::: Alıntılanan metin :::

"ANAP'ı o "Papatyalar", o "Lale Devri çocukları" bitirdi. AK Partiyi de, bu Erguvani AKP'nin "Papatyaları"(!?) bitirecek bu gidişle.
AK Parti içindeki AKP'liler konuşuyor, AK Partililer susuyor.
AKP'liler terfi etti zenginleşti, itibar sahibi oldular. Kaymağı onlar yiyor, parayı onlar veriyor. Camiye, okula, yurda parayı veren de onlar. Eee, parayı veren düdüğü çalıyor. Kem alat ile kemalat olmuyor. Haram para ile hayır olmayacağı gibi.
Bunlardan maddi yardım almayan cemaat ve vakıf kaldı mı? Ha, işte böyle, veren al alan elden üstündür. Daha önce siz konuşuyordunuz onlar dinliyordu, şimdi onlar konuşuyor, siz dinliyorsunuz..
AB fonları ile semirenlerin sesleri nasıl inceldi, eskiden ter kokuyorlardı, şimdi parfüm kokuyorlar. Bodrum katlarında rutubet kokan derneklerden çıkıp plazalara taşındılar.
AK Parti içindeki AKP'liler, FETÖ'nün zihniyet ikizi gibi davranıyorlar.
Hem uluslararası fonlarla destekleniyorlar hem de kamu fonlarını kullanıyorlar.
Malum "Yeşil Sermaye" de bunlara sponsor olabiliyor. Koç kadar, Sabancı kadar, Eczacıbaşı kadar bizim "Yeşil sermaye" davasına sadakat gösterip, bu fahişelere ve onların türevlerine karşı seslerini yükseltebilecekler mi?

:::

AK Parti içindeki AKP'lileri eleştiren yazıyı son cümlesinden sonra sürdürün.

::: Verilen bilgiler :::

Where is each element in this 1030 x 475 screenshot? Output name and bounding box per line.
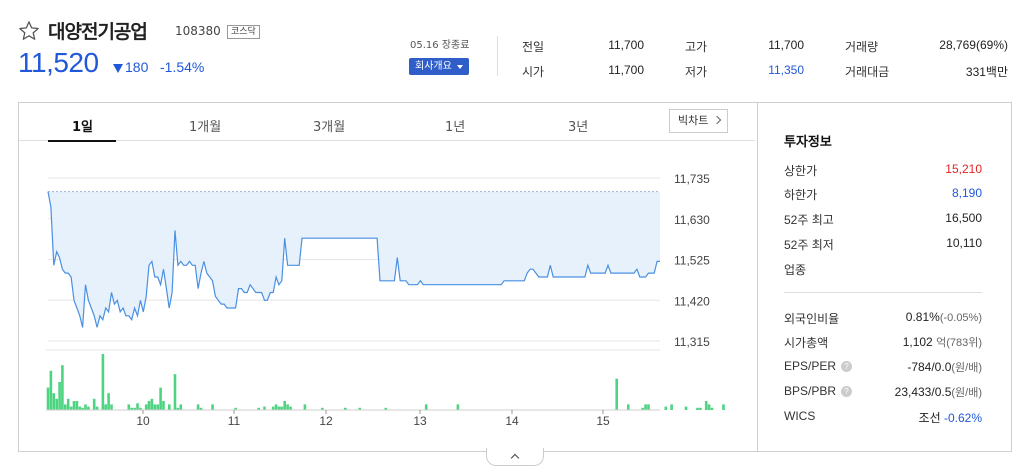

:::

### Alıştırmanın cevabı
Konfeksiyoncu, gıda zinciri, finans kuruluşu, ses ver Türkiye! Ne bekliyorsunuz!" (A. Dilipak, 27 Temmuz 2020, Y. Akit)
Dilipak'ın malumun ilanı olan bu sözleri için herkes konuştu. AKP'nin 19. kuruluş yıldönümünde de Sayın Erdoğan konuştu.
Sayın Erdoğan, Dilipak'ı hedef göstererek; "AK Partinin kadınları için AKP'nin papatyaları gibi yakıştırmalarla, yeşil sermaye gibi yaklaşımlarla, ağzıma almaktan edep ediyorum, küfri bir ifadeyi kullanmak suretiyle bu tür yakıştırmaların içine giren köşe yazarlarını, tüm kadın kollarım ve kadınlar adına kınıyorum."
Sayın Erdoğan'ın unuttuğu bir konu daha vardı. Dilipak, 1 Ağustos tarihli yazısında da ayetlerle 'cehennemi' adres gösteriyordu.
"Allah (c.c) kitabında sorar: "Hutame nedir bilir misiniz?"
Peki, "Hümeze" ve "Lümeze" ne demek bilir misiniz? "Ödül" "1 Milyon" değil. "Cennet"! Kaybederseniz gideceğiniz adres belli. Cehennem!. Allah korusun, oraya gidenler, bu dünyada bilmek istemedikleri, "Hutame"yi o gün görecekler ve o gün hiçbir pişmanlık fayda sağlamayacaktır."
Dini, siyasi, ekonomik ve ahlaki anlamda direkt hedef gösteren ve de suçlayan bir yazıyı üstelik bizzat Erdoğan'ın imzaladığı bir belge üzerinden (ki aradan 8 yıl geçmiş) Dilipak'a kim yazdırdı?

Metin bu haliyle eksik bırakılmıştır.